Copy out all the entries exactly.

— BEGIN —

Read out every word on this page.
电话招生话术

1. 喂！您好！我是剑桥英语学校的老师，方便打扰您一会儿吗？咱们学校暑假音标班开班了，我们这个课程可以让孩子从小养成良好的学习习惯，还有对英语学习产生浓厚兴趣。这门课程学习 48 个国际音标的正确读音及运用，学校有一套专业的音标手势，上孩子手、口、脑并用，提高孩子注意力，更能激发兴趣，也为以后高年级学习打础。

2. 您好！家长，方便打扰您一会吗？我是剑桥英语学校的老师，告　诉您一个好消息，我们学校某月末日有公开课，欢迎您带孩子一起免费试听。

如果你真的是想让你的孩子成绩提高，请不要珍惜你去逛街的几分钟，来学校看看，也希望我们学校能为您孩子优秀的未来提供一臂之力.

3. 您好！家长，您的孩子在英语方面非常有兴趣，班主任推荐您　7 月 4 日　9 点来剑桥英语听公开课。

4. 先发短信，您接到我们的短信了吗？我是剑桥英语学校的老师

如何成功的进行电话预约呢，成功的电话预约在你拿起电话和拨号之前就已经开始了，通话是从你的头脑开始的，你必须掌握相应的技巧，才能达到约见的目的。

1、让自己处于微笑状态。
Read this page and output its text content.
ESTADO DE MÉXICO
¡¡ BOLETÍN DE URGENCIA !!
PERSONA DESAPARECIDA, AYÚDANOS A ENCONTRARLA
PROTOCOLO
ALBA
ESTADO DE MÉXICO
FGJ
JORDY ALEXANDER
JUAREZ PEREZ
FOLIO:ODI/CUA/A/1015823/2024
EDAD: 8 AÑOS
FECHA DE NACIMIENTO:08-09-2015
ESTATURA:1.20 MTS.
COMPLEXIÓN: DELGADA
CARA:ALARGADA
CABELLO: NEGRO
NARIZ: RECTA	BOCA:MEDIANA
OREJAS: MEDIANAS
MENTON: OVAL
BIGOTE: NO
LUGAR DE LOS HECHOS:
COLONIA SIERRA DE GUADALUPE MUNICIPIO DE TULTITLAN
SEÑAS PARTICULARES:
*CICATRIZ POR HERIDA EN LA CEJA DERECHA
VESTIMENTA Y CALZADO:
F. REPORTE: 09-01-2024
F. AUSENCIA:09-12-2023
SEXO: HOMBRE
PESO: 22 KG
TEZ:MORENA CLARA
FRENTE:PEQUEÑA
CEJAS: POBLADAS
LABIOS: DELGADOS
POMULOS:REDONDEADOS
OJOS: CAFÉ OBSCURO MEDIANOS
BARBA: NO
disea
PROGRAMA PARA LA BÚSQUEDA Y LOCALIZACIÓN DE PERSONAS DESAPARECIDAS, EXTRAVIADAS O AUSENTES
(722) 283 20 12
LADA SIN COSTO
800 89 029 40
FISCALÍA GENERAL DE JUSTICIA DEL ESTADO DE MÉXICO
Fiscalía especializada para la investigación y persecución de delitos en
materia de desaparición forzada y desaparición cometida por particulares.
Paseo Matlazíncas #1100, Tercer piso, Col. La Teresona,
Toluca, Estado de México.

— END —

Complete output:
Read out every word on this page.
电话招生话术

1. 喂！您好！我是剑桥英语学校的老师，方便打扰您一会儿吗？咱们学校暑假音标班开班了，我们这个课程可以让孩子从小养成良好的学习习惯，还有对英语学习产生浓厚兴趣。这门课程学习 48 个国际音标的正确读音及运用，学校有一套专业的音标手势，上孩子手、口、脑并用，提高孩子注意力，更能激发兴趣，也为以后高年级学习打础。

2. 您好！家长，方便打扰您一会吗？我是剑桥英语学校的老师，告　诉您一个好消息，我们学校某月末日有公开课，欢迎您带孩子一起免费试听。

如果你真的是想让你的孩子成绩提高，请不要珍惜你去逛街的几分钟，来学校看看，也希望我们学校能为您孩子优秀的未来提供一臂之力.

3. 您好！家长，您的孩子在英语方面非常有兴趣，班主任推荐您　7 月 4 日　9 点来剑桥英语听公开课。

4. 先发短信，您接到我们的短信了吗？我是剑桥英语学校的老师

如何成功的进行电话预约呢，成功的电话预约在你拿起电话和拨号之前就已经开始了，通话是从你的头脑开始的，你必须掌握相应的技巧，才能达到约见的目的。

1、让自己处于微笑状态。
Read this page and output its text content.
ESTADO DE MÉXICO
¡¡ BOLETÍN DE URGENCIA !!
PERSONA DESAPARECIDA, AYÚDANOS A ENCONTRARLA
PROTOCOLO
ALBA
ESTADO DE MÉXICO
FGJ
JORDY ALEXANDER
JUAREZ PEREZ
FOLIO:ODI/CUA/A/1015823/2024
EDAD: 8 AÑOS
FECHA DE NACIMIENTO:08-09-2015
ESTATURA:1.20 MTS.
COMPLEXIÓN: DELGADA
CARA:ALARGADA
CABELLO: NEGRO
NARIZ: RECTA	BOCA:MEDIANA
OREJAS: MEDIANAS
MENTON: OVAL
BIGOTE: NO
LUGAR DE LOS HECHOS:
COLONIA SIERRA DE GUADALUPE MUNICIPIO DE TULTITLAN
SEÑAS PARTICULARES:
*CICATRIZ POR HERIDA EN LA CEJA DERECHA
VESTIMENTA Y CALZADO:
F. REPORTE: 09-01-2024
F. AUSENCIA:09-12-2023
SEXO: HOMBRE
PESO: 22 KG
TEZ:MORENA CLARA
FRENTE:PEQUEÑA
CEJAS: POBLADAS
LABIOS: DELGADOS
POMULOS:REDONDEADOS
OJOS: CAFÉ OBSCURO MEDIANOS
BARBA: NO
disea
PROGRAMA PARA LA BÚSQUEDA Y LOCALIZACIÓN DE PERSONAS DESAPARECIDAS, EXTRAVIADAS O AUSENTES
(722) 283 20 12
LADA SIN COSTO
800 89 029 40
FISCALÍA GENERAL DE JUSTICIA DEL ESTADO DE MÉXICO
Fiscalía especializada para la investigación y persecución de delitos en
materia de desaparición forzada y desaparición cometida por particulares.
Paseo Matlazíncas #1100, Tercer piso, Col. La Teresona,
Toluca, Estado de México.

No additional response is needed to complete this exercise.